Your objective: Scan the lines below for the word "distance". Copy each line you find it in.

>> begin Provided information

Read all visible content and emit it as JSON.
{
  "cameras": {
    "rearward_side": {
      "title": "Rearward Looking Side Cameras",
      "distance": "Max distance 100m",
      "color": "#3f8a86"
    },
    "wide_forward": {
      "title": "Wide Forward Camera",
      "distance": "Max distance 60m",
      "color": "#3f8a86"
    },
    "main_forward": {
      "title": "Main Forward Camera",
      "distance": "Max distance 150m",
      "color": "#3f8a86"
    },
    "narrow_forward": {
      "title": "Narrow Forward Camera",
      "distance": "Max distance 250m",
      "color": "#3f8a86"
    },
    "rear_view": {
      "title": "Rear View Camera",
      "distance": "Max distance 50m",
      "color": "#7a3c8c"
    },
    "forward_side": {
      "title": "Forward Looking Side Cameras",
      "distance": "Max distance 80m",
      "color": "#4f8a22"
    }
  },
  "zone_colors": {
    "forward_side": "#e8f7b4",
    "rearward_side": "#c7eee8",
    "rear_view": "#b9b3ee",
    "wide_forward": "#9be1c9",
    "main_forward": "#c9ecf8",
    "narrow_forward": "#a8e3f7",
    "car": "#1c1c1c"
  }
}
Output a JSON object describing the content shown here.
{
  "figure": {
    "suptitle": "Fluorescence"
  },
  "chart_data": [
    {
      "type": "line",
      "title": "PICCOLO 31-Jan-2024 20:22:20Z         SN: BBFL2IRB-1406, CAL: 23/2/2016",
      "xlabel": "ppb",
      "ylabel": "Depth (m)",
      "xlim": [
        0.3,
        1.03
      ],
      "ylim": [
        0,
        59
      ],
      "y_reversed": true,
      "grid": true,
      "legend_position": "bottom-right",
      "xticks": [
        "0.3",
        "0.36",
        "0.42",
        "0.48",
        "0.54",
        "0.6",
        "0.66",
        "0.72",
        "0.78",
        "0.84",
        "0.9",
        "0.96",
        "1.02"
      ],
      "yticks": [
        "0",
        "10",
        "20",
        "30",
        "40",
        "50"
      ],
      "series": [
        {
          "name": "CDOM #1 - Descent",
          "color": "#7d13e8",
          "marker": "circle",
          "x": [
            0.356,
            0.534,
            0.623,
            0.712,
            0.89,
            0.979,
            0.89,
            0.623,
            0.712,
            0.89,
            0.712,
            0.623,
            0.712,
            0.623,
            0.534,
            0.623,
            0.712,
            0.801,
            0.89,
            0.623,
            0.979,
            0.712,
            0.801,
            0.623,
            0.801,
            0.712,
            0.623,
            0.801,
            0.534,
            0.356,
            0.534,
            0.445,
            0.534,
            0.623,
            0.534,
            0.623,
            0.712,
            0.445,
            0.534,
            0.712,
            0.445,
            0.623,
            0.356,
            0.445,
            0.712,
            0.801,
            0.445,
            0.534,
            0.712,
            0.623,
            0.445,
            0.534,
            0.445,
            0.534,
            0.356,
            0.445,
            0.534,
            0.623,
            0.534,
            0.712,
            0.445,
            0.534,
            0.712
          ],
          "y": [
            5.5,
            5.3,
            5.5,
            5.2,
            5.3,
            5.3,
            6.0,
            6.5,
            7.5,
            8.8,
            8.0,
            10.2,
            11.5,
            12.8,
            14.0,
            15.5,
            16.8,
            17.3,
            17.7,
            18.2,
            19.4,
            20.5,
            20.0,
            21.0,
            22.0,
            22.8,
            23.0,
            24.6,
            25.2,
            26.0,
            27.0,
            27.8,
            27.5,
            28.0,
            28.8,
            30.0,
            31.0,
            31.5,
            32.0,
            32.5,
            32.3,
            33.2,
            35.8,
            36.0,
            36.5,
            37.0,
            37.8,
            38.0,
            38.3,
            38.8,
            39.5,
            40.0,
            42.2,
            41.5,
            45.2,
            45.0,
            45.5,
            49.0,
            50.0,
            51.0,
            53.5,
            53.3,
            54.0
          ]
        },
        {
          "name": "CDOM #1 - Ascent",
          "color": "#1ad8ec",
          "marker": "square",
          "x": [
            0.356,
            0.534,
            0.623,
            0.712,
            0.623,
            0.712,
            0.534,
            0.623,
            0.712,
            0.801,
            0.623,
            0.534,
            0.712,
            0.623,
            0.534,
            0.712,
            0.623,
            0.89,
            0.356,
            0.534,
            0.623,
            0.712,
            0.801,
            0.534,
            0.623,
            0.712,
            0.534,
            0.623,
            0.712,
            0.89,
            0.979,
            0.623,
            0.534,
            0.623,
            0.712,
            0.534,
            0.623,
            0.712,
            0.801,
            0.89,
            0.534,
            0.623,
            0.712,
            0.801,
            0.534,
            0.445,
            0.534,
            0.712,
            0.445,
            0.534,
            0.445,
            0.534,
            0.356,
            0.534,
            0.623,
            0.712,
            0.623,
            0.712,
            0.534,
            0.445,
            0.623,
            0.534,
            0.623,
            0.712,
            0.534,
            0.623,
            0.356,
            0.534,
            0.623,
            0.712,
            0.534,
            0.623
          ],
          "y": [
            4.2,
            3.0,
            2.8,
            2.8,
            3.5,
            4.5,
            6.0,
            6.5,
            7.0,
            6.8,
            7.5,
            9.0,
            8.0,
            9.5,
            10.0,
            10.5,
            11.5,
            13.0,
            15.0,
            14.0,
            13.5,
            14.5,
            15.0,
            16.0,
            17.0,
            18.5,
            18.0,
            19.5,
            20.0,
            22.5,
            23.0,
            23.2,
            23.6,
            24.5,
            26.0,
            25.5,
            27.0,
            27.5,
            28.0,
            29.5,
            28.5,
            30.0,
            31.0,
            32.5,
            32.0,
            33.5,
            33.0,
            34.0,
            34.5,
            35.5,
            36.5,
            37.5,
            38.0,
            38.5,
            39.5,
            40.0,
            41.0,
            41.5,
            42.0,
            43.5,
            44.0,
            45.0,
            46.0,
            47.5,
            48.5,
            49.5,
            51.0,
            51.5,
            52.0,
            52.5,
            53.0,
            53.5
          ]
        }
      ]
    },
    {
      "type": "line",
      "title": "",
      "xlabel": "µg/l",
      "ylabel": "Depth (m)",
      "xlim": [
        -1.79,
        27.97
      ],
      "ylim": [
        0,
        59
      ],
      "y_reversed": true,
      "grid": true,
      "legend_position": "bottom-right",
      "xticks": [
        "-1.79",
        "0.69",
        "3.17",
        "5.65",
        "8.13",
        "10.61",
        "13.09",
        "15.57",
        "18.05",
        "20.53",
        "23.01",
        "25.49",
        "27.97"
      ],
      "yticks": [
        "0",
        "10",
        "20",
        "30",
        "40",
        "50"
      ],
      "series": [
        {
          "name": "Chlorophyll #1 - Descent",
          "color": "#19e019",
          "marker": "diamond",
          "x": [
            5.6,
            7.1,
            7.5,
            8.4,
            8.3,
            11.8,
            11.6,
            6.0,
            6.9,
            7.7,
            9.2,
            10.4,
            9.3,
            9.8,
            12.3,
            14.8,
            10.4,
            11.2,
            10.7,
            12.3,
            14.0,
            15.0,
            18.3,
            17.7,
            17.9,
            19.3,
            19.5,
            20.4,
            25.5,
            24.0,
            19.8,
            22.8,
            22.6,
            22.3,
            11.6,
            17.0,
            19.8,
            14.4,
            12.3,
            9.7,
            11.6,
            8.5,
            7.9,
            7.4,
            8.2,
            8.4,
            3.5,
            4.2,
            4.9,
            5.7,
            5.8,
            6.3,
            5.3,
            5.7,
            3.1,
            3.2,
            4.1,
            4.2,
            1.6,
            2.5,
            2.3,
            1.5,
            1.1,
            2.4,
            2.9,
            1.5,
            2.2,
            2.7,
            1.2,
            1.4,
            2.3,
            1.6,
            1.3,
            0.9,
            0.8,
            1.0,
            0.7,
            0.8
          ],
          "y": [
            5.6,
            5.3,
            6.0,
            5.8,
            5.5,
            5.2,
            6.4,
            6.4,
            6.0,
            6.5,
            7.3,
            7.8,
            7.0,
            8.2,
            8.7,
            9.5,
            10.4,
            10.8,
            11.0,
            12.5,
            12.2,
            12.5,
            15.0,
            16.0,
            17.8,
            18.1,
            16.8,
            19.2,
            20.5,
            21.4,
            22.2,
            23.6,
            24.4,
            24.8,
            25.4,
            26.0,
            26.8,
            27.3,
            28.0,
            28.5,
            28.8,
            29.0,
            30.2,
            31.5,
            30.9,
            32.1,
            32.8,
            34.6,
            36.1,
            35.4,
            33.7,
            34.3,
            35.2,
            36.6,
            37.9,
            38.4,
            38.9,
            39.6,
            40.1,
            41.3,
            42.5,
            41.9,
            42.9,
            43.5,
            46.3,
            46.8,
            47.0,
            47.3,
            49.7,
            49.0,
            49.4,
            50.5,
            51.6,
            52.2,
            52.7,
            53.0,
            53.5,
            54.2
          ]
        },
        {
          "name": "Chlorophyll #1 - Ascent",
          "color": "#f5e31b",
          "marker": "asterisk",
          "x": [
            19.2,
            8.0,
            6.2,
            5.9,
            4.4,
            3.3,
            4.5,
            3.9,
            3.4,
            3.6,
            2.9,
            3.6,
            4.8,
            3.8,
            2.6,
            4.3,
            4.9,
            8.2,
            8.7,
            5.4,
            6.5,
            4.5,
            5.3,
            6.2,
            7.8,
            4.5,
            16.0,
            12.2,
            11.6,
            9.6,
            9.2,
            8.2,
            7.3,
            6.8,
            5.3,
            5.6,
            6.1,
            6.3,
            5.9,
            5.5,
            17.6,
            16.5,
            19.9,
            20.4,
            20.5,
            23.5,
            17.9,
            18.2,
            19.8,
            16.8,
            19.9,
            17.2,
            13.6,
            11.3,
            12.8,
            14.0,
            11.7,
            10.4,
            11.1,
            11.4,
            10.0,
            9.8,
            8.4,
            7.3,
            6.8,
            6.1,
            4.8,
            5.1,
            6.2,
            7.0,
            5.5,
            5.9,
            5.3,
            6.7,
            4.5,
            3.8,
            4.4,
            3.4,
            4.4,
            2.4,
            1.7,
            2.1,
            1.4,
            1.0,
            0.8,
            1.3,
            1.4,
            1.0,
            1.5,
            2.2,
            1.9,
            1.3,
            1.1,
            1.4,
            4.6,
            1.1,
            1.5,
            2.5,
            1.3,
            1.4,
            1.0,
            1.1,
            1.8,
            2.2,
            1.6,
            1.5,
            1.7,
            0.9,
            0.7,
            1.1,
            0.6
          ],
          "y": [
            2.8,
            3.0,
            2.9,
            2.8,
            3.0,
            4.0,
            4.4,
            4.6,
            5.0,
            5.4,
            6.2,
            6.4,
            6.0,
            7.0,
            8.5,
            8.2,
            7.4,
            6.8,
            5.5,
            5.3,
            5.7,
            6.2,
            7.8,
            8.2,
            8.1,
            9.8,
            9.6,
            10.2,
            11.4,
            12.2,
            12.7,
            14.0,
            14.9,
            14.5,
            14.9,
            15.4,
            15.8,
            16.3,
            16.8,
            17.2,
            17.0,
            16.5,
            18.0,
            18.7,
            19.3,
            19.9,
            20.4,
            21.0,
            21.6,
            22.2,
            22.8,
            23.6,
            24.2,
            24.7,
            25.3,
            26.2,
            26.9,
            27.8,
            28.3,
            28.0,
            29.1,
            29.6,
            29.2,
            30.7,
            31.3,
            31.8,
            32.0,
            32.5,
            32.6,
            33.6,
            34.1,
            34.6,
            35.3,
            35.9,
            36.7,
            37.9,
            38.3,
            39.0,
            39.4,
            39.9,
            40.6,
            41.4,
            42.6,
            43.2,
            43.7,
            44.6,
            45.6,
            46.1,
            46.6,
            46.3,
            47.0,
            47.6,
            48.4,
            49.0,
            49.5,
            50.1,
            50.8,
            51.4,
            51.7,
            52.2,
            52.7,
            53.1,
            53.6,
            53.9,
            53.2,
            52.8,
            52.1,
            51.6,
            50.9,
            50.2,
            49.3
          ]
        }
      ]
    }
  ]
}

>> end Provided information

Solution for this exercise:
      "distance": "Max distance 100m",
      "distance": "Max distance 60m",
      "distance": "Max distance 150m",
      "distance": "Max distance 250m",
      "distance": "Max distance 50m",
      "distance": "Max distance 80m",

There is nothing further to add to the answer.